■ **Short problem**
Each line containing the word "Basketball" needs to be copied.

Data records:
-- BEGIN --

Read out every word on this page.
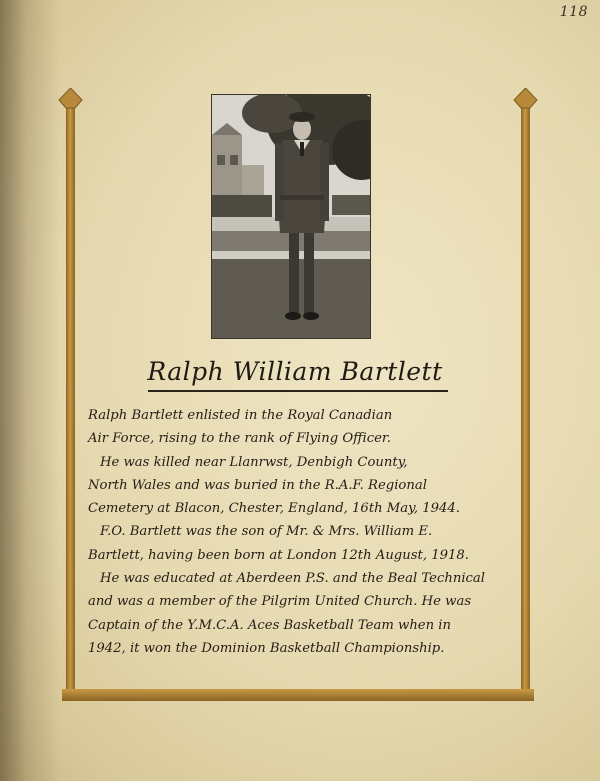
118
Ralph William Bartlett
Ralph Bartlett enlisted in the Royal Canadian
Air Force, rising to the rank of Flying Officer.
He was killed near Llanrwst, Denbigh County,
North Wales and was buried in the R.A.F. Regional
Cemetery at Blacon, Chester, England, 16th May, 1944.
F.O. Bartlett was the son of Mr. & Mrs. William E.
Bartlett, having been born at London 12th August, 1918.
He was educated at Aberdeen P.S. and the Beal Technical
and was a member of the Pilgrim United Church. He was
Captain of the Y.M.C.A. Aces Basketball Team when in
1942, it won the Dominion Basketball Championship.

-- END --
-- BEGIN --

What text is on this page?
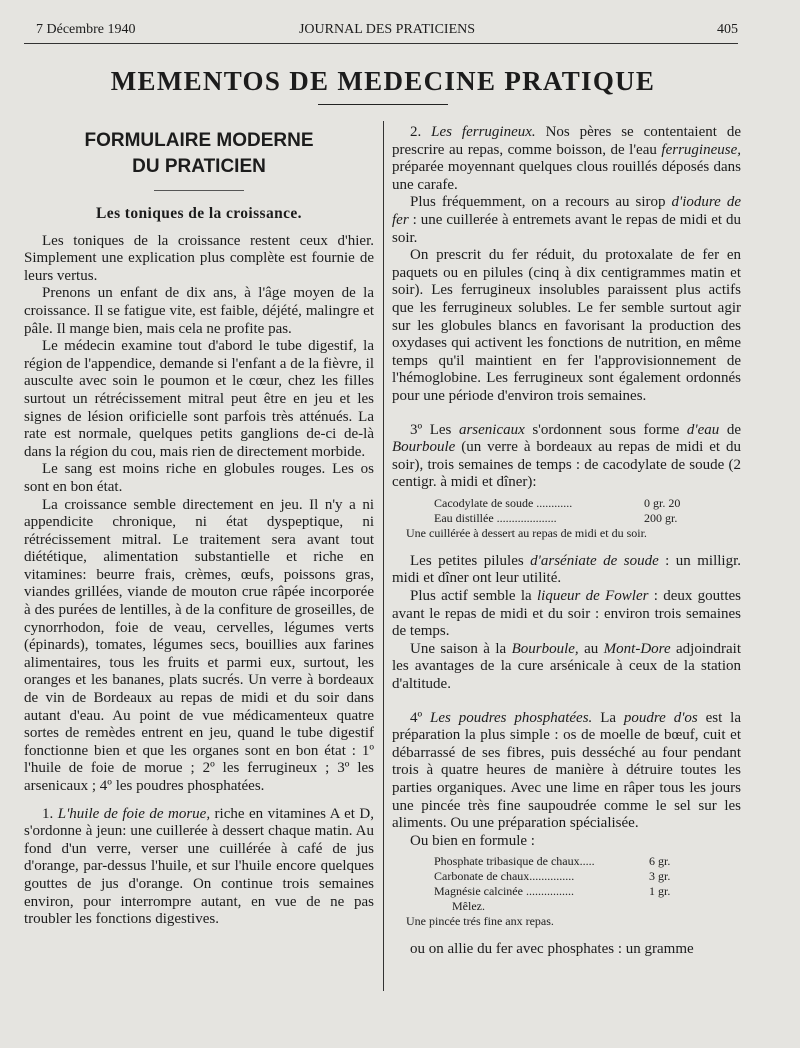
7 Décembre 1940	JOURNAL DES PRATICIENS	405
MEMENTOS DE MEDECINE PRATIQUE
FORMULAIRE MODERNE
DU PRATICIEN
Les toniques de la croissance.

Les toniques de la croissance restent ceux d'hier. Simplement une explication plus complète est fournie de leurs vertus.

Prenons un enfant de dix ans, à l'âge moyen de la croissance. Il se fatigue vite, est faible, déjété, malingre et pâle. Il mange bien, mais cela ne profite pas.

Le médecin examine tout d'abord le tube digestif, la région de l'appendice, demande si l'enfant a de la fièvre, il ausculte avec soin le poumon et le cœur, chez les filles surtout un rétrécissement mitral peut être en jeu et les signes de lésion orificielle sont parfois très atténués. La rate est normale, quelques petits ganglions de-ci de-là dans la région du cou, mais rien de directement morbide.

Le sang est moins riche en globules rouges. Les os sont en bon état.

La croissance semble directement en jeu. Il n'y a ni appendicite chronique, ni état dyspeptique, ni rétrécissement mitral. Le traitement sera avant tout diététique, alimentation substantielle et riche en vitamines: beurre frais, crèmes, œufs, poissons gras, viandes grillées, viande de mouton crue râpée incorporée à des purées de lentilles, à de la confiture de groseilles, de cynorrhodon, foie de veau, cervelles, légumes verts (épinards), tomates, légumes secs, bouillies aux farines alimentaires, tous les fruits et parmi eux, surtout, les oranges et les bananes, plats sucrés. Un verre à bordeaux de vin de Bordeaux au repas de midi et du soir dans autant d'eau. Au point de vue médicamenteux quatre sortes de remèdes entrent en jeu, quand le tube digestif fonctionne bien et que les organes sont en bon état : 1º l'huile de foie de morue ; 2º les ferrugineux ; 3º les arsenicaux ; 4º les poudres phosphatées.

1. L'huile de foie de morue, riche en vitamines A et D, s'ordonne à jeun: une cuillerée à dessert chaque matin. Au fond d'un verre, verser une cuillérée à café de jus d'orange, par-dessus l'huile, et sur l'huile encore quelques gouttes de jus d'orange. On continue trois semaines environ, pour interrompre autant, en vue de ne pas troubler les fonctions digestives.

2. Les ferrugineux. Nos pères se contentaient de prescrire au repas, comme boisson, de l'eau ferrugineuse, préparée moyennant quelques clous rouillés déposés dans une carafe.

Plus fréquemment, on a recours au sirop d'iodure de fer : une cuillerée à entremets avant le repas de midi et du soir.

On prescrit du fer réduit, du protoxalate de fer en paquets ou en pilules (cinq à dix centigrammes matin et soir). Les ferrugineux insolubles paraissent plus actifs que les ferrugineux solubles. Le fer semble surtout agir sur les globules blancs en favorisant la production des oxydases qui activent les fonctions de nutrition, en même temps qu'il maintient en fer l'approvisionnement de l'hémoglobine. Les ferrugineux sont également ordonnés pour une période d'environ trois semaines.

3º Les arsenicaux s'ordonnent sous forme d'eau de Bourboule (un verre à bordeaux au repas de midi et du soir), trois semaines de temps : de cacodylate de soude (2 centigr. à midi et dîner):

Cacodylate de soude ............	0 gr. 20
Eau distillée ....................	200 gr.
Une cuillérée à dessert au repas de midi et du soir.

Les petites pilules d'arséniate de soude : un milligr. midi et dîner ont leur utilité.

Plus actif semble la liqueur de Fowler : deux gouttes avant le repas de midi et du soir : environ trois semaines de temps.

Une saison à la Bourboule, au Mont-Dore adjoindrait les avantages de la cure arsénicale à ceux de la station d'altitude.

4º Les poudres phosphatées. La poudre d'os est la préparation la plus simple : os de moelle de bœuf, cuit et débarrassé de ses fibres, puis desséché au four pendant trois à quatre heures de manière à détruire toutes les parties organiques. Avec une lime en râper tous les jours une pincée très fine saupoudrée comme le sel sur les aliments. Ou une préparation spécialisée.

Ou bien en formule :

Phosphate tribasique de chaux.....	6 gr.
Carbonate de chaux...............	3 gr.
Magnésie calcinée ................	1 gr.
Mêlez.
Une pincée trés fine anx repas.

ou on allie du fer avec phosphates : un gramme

-- END --
-- BEGIN --

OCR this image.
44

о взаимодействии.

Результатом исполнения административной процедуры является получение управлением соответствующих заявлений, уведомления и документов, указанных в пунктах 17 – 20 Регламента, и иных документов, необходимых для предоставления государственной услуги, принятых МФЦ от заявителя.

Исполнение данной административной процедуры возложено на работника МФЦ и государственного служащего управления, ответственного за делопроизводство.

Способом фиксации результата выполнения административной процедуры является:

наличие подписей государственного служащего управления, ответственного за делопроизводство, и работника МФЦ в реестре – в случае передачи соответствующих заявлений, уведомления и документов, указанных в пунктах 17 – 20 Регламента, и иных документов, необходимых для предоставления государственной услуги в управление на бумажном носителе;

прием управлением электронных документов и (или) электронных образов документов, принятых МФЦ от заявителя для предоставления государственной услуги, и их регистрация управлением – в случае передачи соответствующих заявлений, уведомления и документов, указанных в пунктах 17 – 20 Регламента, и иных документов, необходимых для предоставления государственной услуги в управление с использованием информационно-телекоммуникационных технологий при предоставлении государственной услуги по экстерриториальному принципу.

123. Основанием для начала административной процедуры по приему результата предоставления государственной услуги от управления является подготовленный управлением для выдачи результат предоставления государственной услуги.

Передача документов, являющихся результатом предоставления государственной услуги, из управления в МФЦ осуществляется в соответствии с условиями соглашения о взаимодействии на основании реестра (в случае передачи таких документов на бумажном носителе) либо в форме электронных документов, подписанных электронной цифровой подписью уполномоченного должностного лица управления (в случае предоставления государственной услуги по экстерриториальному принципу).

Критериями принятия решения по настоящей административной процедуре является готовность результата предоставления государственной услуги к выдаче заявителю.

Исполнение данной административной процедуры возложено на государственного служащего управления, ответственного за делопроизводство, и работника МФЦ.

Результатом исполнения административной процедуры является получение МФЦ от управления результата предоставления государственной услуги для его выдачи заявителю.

-- END --

■ **Exercise output**
Captain of the Y.M.C.A. Aces Basketball Team when in
1942, it won the Dominion Basketball Championship.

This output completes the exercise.